── Data lines ──

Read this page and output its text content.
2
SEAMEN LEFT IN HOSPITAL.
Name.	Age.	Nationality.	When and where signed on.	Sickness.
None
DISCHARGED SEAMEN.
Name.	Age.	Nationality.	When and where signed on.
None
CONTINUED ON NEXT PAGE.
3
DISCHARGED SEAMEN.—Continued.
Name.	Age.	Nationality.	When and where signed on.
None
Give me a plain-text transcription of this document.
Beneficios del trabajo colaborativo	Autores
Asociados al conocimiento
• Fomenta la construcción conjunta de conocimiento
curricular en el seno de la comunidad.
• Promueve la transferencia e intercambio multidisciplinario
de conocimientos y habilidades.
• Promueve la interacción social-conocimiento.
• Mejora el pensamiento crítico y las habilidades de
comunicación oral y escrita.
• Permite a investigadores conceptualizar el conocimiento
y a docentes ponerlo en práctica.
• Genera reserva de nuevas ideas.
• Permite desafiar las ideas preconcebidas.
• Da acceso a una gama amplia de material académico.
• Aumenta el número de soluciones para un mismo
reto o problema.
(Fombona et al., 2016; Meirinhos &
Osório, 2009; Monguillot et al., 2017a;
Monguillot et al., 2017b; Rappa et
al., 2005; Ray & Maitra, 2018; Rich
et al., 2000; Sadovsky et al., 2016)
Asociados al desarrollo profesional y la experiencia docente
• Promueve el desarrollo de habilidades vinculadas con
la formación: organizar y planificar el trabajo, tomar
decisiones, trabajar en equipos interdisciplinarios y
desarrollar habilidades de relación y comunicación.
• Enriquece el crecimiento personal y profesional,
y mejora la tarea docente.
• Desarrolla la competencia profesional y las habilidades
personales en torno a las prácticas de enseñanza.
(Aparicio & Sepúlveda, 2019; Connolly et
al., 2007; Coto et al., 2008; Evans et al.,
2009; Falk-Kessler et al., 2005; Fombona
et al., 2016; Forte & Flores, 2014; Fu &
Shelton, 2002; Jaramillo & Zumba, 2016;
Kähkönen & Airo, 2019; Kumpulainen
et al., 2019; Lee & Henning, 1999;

───

Write out every line of the data that holds the word "desarrollo".

**Result for this exercise:**
Asociados al desarrollo profesional y la experiencia docente
• Promueve el desarrollo de habilidades vinculadas con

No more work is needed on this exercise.